> _DATASET EXTRACT_:
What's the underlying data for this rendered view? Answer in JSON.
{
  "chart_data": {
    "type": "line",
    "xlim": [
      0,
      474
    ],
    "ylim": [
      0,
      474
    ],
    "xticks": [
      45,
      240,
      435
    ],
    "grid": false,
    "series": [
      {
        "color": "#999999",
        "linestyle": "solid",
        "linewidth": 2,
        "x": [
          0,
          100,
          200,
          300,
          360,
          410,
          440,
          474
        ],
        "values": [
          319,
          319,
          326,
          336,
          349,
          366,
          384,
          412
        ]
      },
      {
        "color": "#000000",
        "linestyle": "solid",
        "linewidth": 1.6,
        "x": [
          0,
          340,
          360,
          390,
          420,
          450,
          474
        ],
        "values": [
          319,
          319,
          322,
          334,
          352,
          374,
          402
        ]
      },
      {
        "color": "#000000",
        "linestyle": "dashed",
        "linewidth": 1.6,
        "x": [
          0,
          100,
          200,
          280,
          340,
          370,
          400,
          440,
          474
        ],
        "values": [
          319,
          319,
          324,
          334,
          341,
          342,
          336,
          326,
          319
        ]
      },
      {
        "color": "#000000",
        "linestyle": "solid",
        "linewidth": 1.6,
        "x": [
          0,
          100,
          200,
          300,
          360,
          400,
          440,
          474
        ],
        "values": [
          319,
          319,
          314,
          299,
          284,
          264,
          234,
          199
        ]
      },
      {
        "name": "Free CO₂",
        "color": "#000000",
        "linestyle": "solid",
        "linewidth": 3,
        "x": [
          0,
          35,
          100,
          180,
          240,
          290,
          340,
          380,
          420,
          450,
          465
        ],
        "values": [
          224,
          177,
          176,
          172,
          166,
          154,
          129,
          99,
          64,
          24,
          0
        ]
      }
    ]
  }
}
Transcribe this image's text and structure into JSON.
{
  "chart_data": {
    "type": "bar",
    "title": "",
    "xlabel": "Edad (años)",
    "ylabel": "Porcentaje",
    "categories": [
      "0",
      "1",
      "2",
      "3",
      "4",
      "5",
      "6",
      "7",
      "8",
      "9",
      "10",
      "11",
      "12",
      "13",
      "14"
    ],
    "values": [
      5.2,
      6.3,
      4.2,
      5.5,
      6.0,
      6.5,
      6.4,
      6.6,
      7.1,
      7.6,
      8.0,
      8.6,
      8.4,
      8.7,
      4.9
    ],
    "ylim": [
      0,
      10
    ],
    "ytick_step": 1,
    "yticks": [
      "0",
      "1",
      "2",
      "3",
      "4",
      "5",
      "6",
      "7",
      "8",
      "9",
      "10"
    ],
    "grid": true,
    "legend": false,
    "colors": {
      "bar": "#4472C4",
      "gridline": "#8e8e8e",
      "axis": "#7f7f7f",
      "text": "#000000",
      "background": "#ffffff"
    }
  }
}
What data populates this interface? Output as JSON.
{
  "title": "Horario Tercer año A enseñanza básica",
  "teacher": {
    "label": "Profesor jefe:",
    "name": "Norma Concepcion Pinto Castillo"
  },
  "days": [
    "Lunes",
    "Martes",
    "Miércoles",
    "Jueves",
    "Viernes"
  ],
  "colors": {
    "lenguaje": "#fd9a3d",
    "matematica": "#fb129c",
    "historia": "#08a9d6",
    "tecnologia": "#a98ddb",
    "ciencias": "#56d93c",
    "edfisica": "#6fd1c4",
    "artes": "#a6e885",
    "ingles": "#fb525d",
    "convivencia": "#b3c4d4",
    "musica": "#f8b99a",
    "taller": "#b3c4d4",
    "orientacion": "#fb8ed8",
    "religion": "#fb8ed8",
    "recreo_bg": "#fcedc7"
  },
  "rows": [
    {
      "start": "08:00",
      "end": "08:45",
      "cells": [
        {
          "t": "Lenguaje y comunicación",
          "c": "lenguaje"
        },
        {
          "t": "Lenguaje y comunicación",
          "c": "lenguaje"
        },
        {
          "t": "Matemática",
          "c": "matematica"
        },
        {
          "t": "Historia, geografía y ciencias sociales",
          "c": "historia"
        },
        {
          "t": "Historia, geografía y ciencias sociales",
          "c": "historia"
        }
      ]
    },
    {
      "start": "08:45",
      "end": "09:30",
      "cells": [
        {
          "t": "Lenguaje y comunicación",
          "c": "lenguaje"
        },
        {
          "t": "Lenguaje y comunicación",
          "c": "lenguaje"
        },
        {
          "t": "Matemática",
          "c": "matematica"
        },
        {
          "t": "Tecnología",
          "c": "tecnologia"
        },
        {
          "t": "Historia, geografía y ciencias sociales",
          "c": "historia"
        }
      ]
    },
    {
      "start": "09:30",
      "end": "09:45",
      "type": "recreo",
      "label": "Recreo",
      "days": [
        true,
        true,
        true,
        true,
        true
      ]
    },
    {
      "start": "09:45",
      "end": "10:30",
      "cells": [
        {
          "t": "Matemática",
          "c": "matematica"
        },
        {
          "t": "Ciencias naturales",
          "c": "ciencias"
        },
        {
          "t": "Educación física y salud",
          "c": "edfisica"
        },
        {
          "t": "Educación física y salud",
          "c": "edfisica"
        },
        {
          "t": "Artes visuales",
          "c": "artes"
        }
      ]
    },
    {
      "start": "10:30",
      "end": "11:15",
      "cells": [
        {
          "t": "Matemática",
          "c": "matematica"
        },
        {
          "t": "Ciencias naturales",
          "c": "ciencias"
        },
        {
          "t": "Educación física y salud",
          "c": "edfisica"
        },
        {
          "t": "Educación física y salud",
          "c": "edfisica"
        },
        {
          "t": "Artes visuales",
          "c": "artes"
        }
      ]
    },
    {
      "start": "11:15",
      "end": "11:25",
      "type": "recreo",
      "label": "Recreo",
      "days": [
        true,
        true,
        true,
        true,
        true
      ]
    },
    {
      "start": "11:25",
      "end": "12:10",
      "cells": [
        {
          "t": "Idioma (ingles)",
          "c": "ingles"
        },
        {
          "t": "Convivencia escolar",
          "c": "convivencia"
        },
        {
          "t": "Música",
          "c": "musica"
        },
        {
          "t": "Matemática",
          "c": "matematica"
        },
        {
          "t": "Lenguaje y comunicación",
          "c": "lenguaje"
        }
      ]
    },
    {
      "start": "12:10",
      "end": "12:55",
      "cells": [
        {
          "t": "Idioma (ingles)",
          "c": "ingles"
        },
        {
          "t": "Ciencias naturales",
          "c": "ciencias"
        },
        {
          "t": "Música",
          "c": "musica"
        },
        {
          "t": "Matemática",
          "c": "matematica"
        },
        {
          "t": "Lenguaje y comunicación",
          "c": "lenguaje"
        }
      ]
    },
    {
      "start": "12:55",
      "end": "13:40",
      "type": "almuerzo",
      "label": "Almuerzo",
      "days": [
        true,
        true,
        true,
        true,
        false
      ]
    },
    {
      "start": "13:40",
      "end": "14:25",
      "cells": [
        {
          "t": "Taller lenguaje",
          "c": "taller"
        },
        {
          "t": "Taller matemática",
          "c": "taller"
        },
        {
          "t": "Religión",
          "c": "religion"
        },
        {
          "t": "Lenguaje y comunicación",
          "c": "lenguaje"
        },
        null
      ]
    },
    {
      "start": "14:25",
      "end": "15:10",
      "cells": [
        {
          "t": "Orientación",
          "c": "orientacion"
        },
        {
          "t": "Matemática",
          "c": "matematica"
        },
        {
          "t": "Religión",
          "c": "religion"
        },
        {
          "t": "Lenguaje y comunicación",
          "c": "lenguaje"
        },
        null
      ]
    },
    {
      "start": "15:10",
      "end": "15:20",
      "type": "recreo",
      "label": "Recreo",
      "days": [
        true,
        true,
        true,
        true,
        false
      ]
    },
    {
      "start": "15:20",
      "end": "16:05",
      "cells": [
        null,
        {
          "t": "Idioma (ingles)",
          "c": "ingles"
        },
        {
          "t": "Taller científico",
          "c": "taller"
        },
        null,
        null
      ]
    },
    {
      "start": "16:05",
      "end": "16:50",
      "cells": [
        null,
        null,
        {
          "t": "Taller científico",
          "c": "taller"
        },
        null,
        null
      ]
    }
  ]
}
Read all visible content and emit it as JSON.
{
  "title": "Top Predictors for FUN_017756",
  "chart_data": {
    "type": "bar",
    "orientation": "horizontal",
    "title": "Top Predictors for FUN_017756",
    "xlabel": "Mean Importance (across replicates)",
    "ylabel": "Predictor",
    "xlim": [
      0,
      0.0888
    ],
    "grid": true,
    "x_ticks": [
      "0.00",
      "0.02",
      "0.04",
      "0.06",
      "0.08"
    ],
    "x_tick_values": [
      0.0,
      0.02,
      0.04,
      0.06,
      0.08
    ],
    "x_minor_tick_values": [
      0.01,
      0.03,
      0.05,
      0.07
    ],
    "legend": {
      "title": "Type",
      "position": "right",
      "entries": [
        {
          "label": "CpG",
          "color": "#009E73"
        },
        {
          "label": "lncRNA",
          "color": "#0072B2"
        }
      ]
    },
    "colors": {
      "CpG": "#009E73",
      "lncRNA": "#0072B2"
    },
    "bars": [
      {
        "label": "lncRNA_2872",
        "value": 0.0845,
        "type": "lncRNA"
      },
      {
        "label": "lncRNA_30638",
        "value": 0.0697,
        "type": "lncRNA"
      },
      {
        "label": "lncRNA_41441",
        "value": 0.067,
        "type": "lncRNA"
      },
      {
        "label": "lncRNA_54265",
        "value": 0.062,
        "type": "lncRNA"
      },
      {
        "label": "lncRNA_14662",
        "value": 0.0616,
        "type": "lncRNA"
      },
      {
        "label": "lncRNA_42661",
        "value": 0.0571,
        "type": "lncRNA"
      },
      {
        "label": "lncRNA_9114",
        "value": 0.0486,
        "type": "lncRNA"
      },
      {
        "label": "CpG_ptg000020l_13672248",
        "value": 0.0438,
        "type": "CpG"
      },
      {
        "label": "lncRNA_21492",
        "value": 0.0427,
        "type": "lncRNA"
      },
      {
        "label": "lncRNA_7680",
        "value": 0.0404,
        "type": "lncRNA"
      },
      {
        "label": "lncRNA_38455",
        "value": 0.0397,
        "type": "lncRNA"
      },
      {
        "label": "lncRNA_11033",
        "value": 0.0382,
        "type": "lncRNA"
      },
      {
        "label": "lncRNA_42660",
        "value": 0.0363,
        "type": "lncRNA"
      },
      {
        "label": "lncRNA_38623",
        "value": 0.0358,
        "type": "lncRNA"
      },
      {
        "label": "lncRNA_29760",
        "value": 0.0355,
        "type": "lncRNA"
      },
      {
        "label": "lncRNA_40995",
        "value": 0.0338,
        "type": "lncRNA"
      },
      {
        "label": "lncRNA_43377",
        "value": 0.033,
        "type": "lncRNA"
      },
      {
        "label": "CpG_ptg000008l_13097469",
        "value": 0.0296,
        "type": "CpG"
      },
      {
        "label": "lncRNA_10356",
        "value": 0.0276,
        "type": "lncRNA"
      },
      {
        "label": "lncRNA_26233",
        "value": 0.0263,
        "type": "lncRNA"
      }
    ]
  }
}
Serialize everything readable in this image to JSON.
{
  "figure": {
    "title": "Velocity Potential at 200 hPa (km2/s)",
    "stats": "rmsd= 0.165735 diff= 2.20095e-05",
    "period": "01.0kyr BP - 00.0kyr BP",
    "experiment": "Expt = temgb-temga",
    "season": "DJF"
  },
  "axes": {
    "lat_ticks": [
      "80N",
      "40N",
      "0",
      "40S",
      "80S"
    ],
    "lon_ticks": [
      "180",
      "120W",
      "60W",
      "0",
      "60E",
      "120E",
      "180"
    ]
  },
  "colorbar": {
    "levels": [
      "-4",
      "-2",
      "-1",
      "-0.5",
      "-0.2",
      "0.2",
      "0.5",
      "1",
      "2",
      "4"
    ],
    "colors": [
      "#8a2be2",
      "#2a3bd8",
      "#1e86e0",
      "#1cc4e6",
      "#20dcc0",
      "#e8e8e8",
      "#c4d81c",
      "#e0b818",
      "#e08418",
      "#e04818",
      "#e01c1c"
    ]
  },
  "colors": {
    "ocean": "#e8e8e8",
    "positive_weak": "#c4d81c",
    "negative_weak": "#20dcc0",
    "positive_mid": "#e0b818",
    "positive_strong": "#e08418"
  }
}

> _EXERCISE DESCRIPTION_:
List every line above that holds the word "title".

> _EXERCISE RESULT_:
    "title": "",
  "title": "Horario Tercer año A enseñanza básica",
  "title": "Top Predictors for FUN_017756",
    "title": "Top Predictors for FUN_017756",
      "title": "Type",
    "title": "Velocity Potential at 200 hPa (km2/s)",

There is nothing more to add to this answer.